> _PROBLEM TO SOLVE_:
Repeat all of the records verbatim.

> _RECORDS FOR PROCESSING_:
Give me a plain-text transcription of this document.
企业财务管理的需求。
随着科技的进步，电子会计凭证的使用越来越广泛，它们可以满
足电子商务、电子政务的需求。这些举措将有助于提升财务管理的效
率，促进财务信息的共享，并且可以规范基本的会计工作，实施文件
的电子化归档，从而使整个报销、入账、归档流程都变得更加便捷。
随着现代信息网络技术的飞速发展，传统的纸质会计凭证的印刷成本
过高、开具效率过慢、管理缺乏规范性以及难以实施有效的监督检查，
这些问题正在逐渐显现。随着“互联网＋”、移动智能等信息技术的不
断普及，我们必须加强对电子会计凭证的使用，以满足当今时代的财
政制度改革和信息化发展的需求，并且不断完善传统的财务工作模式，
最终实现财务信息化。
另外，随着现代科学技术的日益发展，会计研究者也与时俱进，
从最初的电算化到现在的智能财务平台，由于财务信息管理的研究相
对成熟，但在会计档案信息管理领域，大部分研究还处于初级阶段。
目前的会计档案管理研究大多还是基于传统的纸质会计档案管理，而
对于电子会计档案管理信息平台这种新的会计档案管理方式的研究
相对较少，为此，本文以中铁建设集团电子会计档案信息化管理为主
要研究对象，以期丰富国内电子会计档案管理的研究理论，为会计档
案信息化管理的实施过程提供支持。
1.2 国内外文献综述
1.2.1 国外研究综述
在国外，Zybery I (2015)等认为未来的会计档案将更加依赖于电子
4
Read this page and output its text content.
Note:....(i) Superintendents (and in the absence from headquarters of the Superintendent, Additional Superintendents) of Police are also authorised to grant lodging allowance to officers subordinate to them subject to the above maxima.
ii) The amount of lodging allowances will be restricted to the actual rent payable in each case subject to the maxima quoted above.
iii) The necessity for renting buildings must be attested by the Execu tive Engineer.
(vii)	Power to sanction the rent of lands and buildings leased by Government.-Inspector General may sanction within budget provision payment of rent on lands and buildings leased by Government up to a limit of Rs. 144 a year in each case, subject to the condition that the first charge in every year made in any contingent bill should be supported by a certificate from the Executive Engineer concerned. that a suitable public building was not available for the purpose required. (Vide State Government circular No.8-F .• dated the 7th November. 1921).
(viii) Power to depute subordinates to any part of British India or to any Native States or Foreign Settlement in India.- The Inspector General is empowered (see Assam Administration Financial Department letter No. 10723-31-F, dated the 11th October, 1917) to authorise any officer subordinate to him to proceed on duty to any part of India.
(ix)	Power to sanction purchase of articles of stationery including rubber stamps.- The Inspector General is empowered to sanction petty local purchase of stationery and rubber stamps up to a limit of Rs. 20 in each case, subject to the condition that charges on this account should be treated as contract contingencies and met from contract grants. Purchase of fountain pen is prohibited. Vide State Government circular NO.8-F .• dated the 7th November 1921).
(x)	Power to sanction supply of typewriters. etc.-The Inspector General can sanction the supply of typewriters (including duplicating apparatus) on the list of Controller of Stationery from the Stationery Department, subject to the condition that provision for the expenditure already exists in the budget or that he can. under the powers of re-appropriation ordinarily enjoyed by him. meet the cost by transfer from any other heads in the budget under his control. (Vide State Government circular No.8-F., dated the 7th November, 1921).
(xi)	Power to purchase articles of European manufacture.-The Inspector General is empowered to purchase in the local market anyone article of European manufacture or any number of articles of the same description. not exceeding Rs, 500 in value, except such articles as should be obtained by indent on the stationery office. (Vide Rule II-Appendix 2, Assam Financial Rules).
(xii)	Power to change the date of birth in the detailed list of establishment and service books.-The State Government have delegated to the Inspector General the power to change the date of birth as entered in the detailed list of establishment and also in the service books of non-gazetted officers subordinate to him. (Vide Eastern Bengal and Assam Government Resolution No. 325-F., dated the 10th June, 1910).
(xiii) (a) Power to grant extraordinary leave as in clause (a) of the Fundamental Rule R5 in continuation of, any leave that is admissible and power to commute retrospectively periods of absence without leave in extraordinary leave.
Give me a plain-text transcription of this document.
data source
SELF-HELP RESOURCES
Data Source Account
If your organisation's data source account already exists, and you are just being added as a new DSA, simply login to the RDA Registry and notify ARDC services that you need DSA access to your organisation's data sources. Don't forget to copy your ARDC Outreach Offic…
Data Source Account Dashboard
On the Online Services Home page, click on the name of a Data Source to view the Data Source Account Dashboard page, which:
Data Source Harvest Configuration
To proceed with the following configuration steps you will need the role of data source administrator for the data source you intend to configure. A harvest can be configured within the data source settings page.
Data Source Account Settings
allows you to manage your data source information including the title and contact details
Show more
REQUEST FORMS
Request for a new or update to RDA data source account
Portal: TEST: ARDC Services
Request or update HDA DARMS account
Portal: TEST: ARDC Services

> _SOLUTION BELOW_:
Give me a plain-text transcription of this document.
企业财务管理的需求。
随着科技的进步，电子会计凭证的使用越来越广泛，它们可以满
足电子商务、电子政务的需求。这些举措将有助于提升财务管理的效
率，促进财务信息的共享，并且可以规范基本的会计工作，实施文件
的电子化归档，从而使整个报销、入账、归档流程都变得更加便捷。
随着现代信息网络技术的飞速发展，传统的纸质会计凭证的印刷成本
过高、开具效率过慢、管理缺乏规范性以及难以实施有效的监督检查，
这些问题正在逐渐显现。随着“互联网＋”、移动智能等信息技术的不
断普及，我们必须加强对电子会计凭证的使用，以满足当今时代的财
政制度改革和信息化发展的需求，并且不断完善传统的财务工作模式，
最终实现财务信息化。
另外，随着现代科学技术的日益发展，会计研究者也与时俱进，
从最初的电算化到现在的智能财务平台，由于财务信息管理的研究相
对成熟，但在会计档案信息管理领域，大部分研究还处于初级阶段。
目前的会计档案管理研究大多还是基于传统的纸质会计档案管理，而
对于电子会计档案管理信息平台这种新的会计档案管理方式的研究
相对较少，为此，本文以中铁建设集团电子会计档案信息化管理为主
要研究对象，以期丰富国内电子会计档案管理的研究理论，为会计档
案信息化管理的实施过程提供支持。
1.2 国内外文献综述
1.2.1 国外研究综述
在国外，Zybery I (2015)等认为未来的会计档案将更加依赖于电子
4
Read this page and output its text content.
Note:....(i) Superintendents (and in the absence from headquarters of the Superintendent, Additional Superintendents) of Police are also authorised to grant lodging allowance to officers subordinate to them subject to the above maxima.
ii) The amount of lodging allowances will be restricted to the actual rent payable in each case subject to the maxima quoted above.
iii) The necessity for renting buildings must be attested by the Execu tive Engineer.
(vii)	Power to sanction the rent of lands and buildings leased by Government.-Inspector General may sanction within budget provision payment of rent on lands and buildings leased by Government up to a limit of Rs. 144 a year in each case, subject to the condition that the first charge in every year made in any contingent bill should be supported by a certificate from the Executive Engineer concerned. that a suitable public building was not available for the purpose required. (Vide State Government circular No.8-F .• dated the 7th November. 1921).
(viii) Power to depute subordinates to any part of British India or to any Native States or Foreign Settlement in India.- The Inspector General is empowered (see Assam Administration Financial Department letter No. 10723-31-F, dated the 11th October, 1917) to authorise any officer subordinate to him to proceed on duty to any part of India.
(ix)	Power to sanction purchase of articles of stationery including rubber stamps.- The Inspector General is empowered to sanction petty local purchase of stationery and rubber stamps up to a limit of Rs. 20 in each case, subject to the condition that charges on this account should be treated as contract contingencies and met from contract grants. Purchase of fountain pen is prohibited. Vide State Government circular NO.8-F .• dated the 7th November 1921).
(x)	Power to sanction supply of typewriters. etc.-The Inspector General can sanction the supply of typewriters (including duplicating apparatus) on the list of Controller of Stationery from the Stationery Department, subject to the condition that provision for the expenditure already exists in the budget or that he can. under the powers of re-appropriation ordinarily enjoyed by him. meet the cost by transfer from any other heads in the budget under his control. (Vide State Government circular No.8-F., dated the 7th November, 1921).
(xi)	Power to purchase articles of European manufacture.-The Inspector General is empowered to purchase in the local market anyone article of European manufacture or any number of articles of the same description. not exceeding Rs, 500 in value, except such articles as should be obtained by indent on the stationery office. (Vide Rule II-Appendix 2, Assam Financial Rules).
(xii)	Power to change the date of birth in the detailed list of establishment and service books.-The State Government have delegated to the Inspector General the power to change the date of birth as entered in the detailed list of establishment and also in the service books of non-gazetted officers subordinate to him. (Vide Eastern Bengal and Assam Government Resolution No. 325-F., dated the 10th June, 1910).
(xiii) (a) Power to grant extraordinary leave as in clause (a) of the Fundamental Rule R5 in continuation of, any leave that is admissible and power to commute retrospectively periods of absence without leave in extraordinary leave.
Give me a plain-text transcription of this document.
data source
SELF-HELP RESOURCES
Data Source Account
If your organisation's data source account already exists, and you are just being added as a new DSA, simply login to the RDA Registry and notify ARDC services that you need DSA access to your organisation's data sources. Don't forget to copy your ARDC Outreach Offic…
Data Source Account Dashboard
On the Online Services Home page, click on the name of a Data Source to view the Data Source Account Dashboard page, which:
Data Source Harvest Configuration
To proceed with the following configuration steps you will need the role of data source administrator for the data source you intend to configure. A harvest can be configured within the data source settings page.
Data Source Account Settings
allows you to manage your data source information including the title and contact details
Show more
REQUEST FORMS
Request for a new or update to RDA data source account
Portal: TEST: ARDC Services
Request or update HDA DARMS account
Portal: TEST: ARDC Services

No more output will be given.